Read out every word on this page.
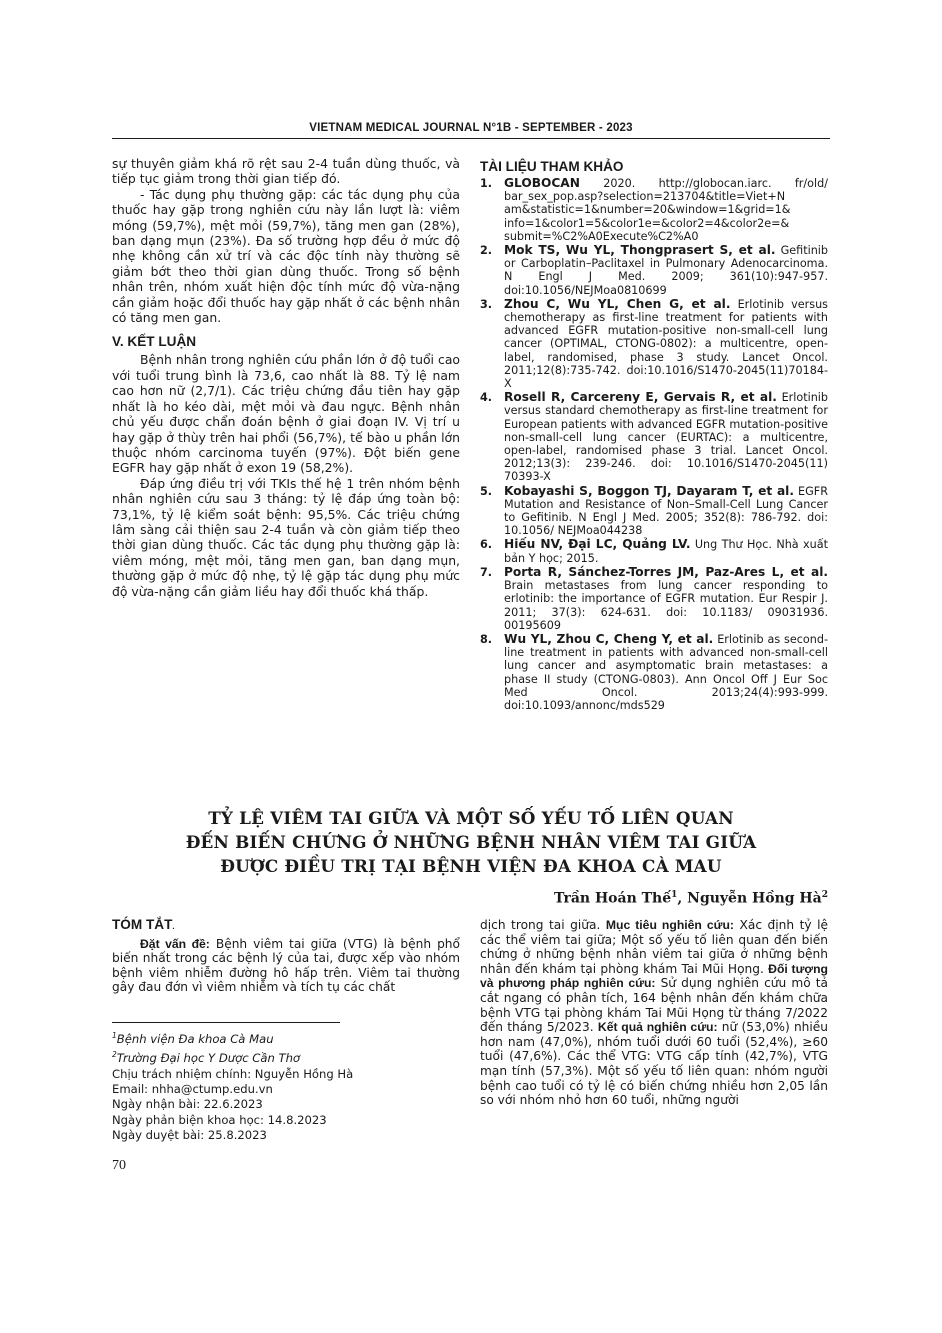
VIETNAM MEDICAL JOURNAL N°1B - SEPTEMBER - 2023

sự thuyên giảm khá rõ rệt sau 2-4 tuần dùng thuốc, và tiếp tục giảm trong thời gian tiếp đó.

- Tác dụng phụ thường gặp: các tác dụng phụ của thuốc hay gặp trong nghiên cứu này lần lượt là: viêm móng (59,7%), mệt mỏi (59,7%), tăng men gan (28%), ban dạng mụn (23%). Đa số trường hợp đều ở mức độ nhẹ không cần xử trí và các độc tính này thường sẽ giảm bớt theo thời gian dùng thuốc. Trong số bệnh nhân trên, nhóm xuất hiện độc tính mức độ vừa-nặng cần giảm hoặc đổi thuốc hay gặp nhất ở các bệnh nhân có tăng men gan.

V. KẾT LUẬN

Bệnh nhân trong nghiên cứu phần lớn ở độ tuổi cao với tuổi trung bình là 73,6, cao nhất là 88. Tỷ lệ nam cao hơn nữ (2,7/1). Các triệu chứng đầu tiên hay gặp nhất là ho kéo dài, mệt mỏi và đau ngực. Bệnh nhân chủ yếu được chẩn đoán bệnh ở giai đoạn IV. Vị trí u hay gặp ở thùy trên hai phổi (56,7%), tế bào u phần lớn thuộc nhóm carcinoma tuyến (97%). Đột biến gene EGFR hay gặp nhất ở exon 19 (58,2%).

Đáp ứng điều trị với TKIs thế hệ 1 trên nhóm bệnh nhân nghiên cứu sau 3 tháng: tỷ lệ đáp ứng toàn bộ: 73,1%, tỷ lệ kiểm soát bệnh: 95,5%. Các triệu chứng lâm sàng cải thiện sau 2-4 tuần và còn giảm tiếp theo thời gian dùng thuốc. Các tác dụng phụ thường gặp là: viêm móng, mệt mỏi, tăng men gan, ban dạng mụn, thường gặp ở mức độ nhẹ, tỷ lệ gặp tác dụng phụ mức độ vừa-nặng cần giảm liều hay đổi thuốc khá thấp.

TÀI LIỆU THAM KHẢO
1. GLOBOCAN 2020. http://globocan.iarc. fr/old/ bar_sex_pop.asp?selection=213704&title=Viet+N am&statistic=1&number=20&window=1&grid=1& info=1&color1=5&color1e=&color2=4&color2e=& submit=%C2%A0Execute%C2%A0
2. Mok TS, Wu YL, Thongprasert S, et al. Gefitinib or Carboplatin–Paclitaxel in Pulmonary Adenocarcinoma. N Engl J Med. 2009; 361(10):947-957. doi:10.1056/NEJMoa0810699
3. Zhou C, Wu YL, Chen G, et al. Erlotinib versus chemotherapy as first-line treatment for patients with advanced EGFR mutation-positive non-small-cell lung cancer (OPTIMAL, CTONG-0802): a multicentre, open-label, randomised, phase 3 study. Lancet Oncol. 2011;12(8):735-742. doi:10.1016/S1470-2045(11)70184-X
4. Rosell R, Carcereny E, Gervais R, et al. Erlotinib versus standard chemotherapy as first-line treatment for European patients with advanced EGFR mutation-positive non-small-cell lung cancer (EURTAC): a multicentre, open-label, randomised phase 3 trial. Lancet Oncol. 2012;13(3): 239-246. doi: 10.1016/S1470-2045(11) 70393-X
5. Kobayashi S, Boggon TJ, Dayaram T, et al. EGFR Mutation and Resistance of Non–Small-Cell Lung Cancer to Gefitinib. N Engl J Med. 2005; 352(8): 786-792. doi: 10.1056/ NEJMoa044238
6. Hiếu NV, Đại LC, Quảng LV. Ung Thư Học. Nhà xuất bản Y học; 2015.
7. Porta R, Sánchez-Torres JM, Paz-Ares L, et al. Brain metastases from lung cancer responding to erlotinib: the importance of EGFR mutation. Eur Respir J. 2011; 37(3): 624-631. doi: 10.1183/ 09031936. 00195609
8. Wu YL, Zhou C, Cheng Y, et al. Erlotinib as second-line treatment in patients with advanced non-small-cell lung cancer and asymptomatic brain metastases: a phase II study (CTONG-0803). Ann Oncol Off J Eur Soc Med Oncol. 2013;24(4):993-999. doi:10.1093/annonc/mds529
TỶ LỆ VIÊM TAI GIỮA VÀ MỘT SỐ YẾU TỐ LIÊN QUAN
ĐẾN BIẾN CHỨNG Ở NHỮNG BỆNH NHÂN VIÊM TAI GIỮA
ĐƯỢC ĐIỀU TRỊ TẠI BỆNH VIỆN ĐA KHOA CÀ MAU
Trần Hoán Thế$^1$, Nguyễn Hồng $Hà^2$
TÓM TẮT.

Đặt vấn đề: Bệnh viêm tai giữa (VTG) là bệnh phổ biến nhất trong các bệnh lý của tai, được xếp vào nhóm bệnh viêm nhiễm đường hô hấp trên. Viêm tai thường gây đau đớn vì viêm nhiễm và tích tụ các chất

dịch trong tai giữa. Mục tiêu nghiên cứu: Xác định tỷ lệ các thể viêm tai giữa; Một số yếu tố liên quan đến biến chứng ở những bệnh nhân viêm tai giữa ở những bệnh nhân đến khám tại phòng khám Tai Mũi Họng. Đối tượng và phương pháp nghiên cứu: Sử dụng nghiên cứu mô tả cắt ngang có phân tích, 164 bệnh nhân đến khám chữa bệnh VTG tại phòng khám Tai Mũi Họng từ tháng 7/2022 đến tháng 5/2023. Kết quả nghiên cứu: nữ (53,0%) nhiều hơn nam (47,0%), nhóm tuổi dưới 60 tuổi (52,4%), ≥60 tuổi (47,6%). Các thể VTG: VTG cấp tính (42,7%), VTG mạn tính (57,3%). Một số yếu tố liên quan: nhóm người bệnh cao tuổi có tỷ lệ có biến chứng nhiều hơn 2,05 lần so với nhóm nhỏ hơn 60 tuổi, những người

$^1$Bệnh viện Đa khoa Cà Mau
$^2$Trường Đại học Y Dược Cần Thơ
Chịu trách nhiệm chính: Nguyễn Hồng Hà
Email: nhha@ctump.edu.vn
Ngày nhận bài: 22.6.2023
Ngày phản biện khoa học: 14.8.2023
Ngày duyệt bài: 25.8.2023
70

============

Task goal: A faithful, complete copy of the records above is required, one that contains no pictures.

Result below:
Read out every word on this page.
VIETNAM MEDICAL JOURNAL N°1B - SEPTEMBER - 2023

sự thuyên giảm khá rõ rệt sau 2-4 tuần dùng thuốc, và tiếp tục giảm trong thời gian tiếp đó.

- Tác dụng phụ thường gặp: các tác dụng phụ của thuốc hay gặp trong nghiên cứu này lần lượt là: viêm móng (59,7%), mệt mỏi (59,7%), tăng men gan (28%), ban dạng mụn (23%). Đa số trường hợp đều ở mức độ nhẹ không cần xử trí và các độc tính này thường sẽ giảm bớt theo thời gian dùng thuốc. Trong số bệnh nhân trên, nhóm xuất hiện độc tính mức độ vừa-nặng cần giảm hoặc đổi thuốc hay gặp nhất ở các bệnh nhân có tăng men gan.

V. KẾT LUẬN

Bệnh nhân trong nghiên cứu phần lớn ở độ tuổi cao với tuổi trung bình là 73,6, cao nhất là 88. Tỷ lệ nam cao hơn nữ (2,7/1). Các triệu chứng đầu tiên hay gặp nhất là ho kéo dài, mệt mỏi và đau ngực. Bệnh nhân chủ yếu được chẩn đoán bệnh ở giai đoạn IV. Vị trí u hay gặp ở thùy trên hai phổi (56,7%), tế bào u phần lớn thuộc nhóm carcinoma tuyến (97%). Đột biến gene EGFR hay gặp nhất ở exon 19 (58,2%).

Đáp ứng điều trị với TKIs thế hệ 1 trên nhóm bệnh nhân nghiên cứu sau 3 tháng: tỷ lệ đáp ứng toàn bộ: 73,1%, tỷ lệ kiểm soát bệnh: 95,5%. Các triệu chứng lâm sàng cải thiện sau 2-4 tuần và còn giảm tiếp theo thời gian dùng thuốc. Các tác dụng phụ thường gặp là: viêm móng, mệt mỏi, tăng men gan, ban dạng mụn, thường gặp ở mức độ nhẹ, tỷ lệ gặp tác dụng phụ mức độ vừa-nặng cần giảm liều hay đổi thuốc khá thấp.

TÀI LIỆU THAM KHẢO
1. GLOBOCAN 2020. http://globocan.iarc. fr/old/ bar_sex_pop.asp?selection=213704&title=Viet+N am&statistic=1&number=20&window=1&grid=1& info=1&color1=5&color1e=&color2=4&color2e=& submit=%C2%A0Execute%C2%A0
2. Mok TS, Wu YL, Thongprasert S, et al. Gefitinib or Carboplatin–Paclitaxel in Pulmonary Adenocarcinoma. N Engl J Med. 2009; 361(10):947-957. doi:10.1056/NEJMoa0810699
3. Zhou C, Wu YL, Chen G, et al. Erlotinib versus chemotherapy as first-line treatment for patients with advanced EGFR mutation-positive non-small-cell lung cancer (OPTIMAL, CTONG-0802): a multicentre, open-label, randomised, phase 3 study. Lancet Oncol. 2011;12(8):735-742. doi:10.1016/S1470-2045(11)70184-X
4. Rosell R, Carcereny E, Gervais R, et al. Erlotinib versus standard chemotherapy as first-line treatment for European patients with advanced EGFR mutation-positive non-small-cell lung cancer (EURTAC): a multicentre, open-label, randomised phase 3 trial. Lancet Oncol. 2012;13(3): 239-246. doi: 10.1016/S1470-2045(11) 70393-X
5. Kobayashi S, Boggon TJ, Dayaram T, et al. EGFR Mutation and Resistance of Non–Small-Cell Lung Cancer to Gefitinib. N Engl J Med. 2005; 352(8): 786-792. doi: 10.1056/ NEJMoa044238
6. Hiếu NV, Đại LC, Quảng LV. Ung Thư Học. Nhà xuất bản Y học; 2015.
7. Porta R, Sánchez-Torres JM, Paz-Ares L, et al. Brain metastases from lung cancer responding to erlotinib: the importance of EGFR mutation. Eur Respir J. 2011; 37(3): 624-631. doi: 10.1183/ 09031936. 00195609
8. Wu YL, Zhou C, Cheng Y, et al. Erlotinib as second-line treatment in patients with advanced non-small-cell lung cancer and asymptomatic brain metastases: a phase II study (CTONG-0803). Ann Oncol Off J Eur Soc Med Oncol. 2013;24(4):993-999. doi:10.1093/annonc/mds529
TỶ LỆ VIÊM TAI GIỮA VÀ MỘT SỐ YẾU TỐ LIÊN QUAN
ĐẾN BIẾN CHỨNG Ở NHỮNG BỆNH NHÂN VIÊM TAI GIỮA
ĐƯỢC ĐIỀU TRỊ TẠI BỆNH VIỆN ĐA KHOA CÀ MAU
Trần Hoán Thế$^1$, Nguyễn Hồng $Hà^2$
TÓM TẮT.

Đặt vấn đề: Bệnh viêm tai giữa (VTG) là bệnh phổ biến nhất trong các bệnh lý của tai, được xếp vào nhóm bệnh viêm nhiễm đường hô hấp trên. Viêm tai thường gây đau đớn vì viêm nhiễm và tích tụ các chất

dịch trong tai giữa. Mục tiêu nghiên cứu: Xác định tỷ lệ các thể viêm tai giữa; Một số yếu tố liên quan đến biến chứng ở những bệnh nhân viêm tai giữa ở những bệnh nhân đến khám tại phòng khám Tai Mũi Họng. Đối tượng và phương pháp nghiên cứu: Sử dụng nghiên cứu mô tả cắt ngang có phân tích, 164 bệnh nhân đến khám chữa bệnh VTG tại phòng khám Tai Mũi Họng từ tháng 7/2022 đến tháng 5/2023. Kết quả nghiên cứu: nữ (53,0%) nhiều hơn nam (47,0%), nhóm tuổi dưới 60 tuổi (52,4%), ≥60 tuổi (47,6%). Các thể VTG: VTG cấp tính (42,7%), VTG mạn tính (57,3%). Một số yếu tố liên quan: nhóm người bệnh cao tuổi có tỷ lệ có biến chứng nhiều hơn 2,05 lần so với nhóm nhỏ hơn 60 tuổi, những người

$^1$Bệnh viện Đa khoa Cà Mau
$^2$Trường Đại học Y Dược Cần Thơ
Chịu trách nhiệm chính: Nguyễn Hồng Hà
Email: nhha@ctump.edu.vn
Ngày nhận bài: 22.6.2023
Ngày phản biện khoa học: 14.8.2023
Ngày duyệt bài: 25.8.2023
70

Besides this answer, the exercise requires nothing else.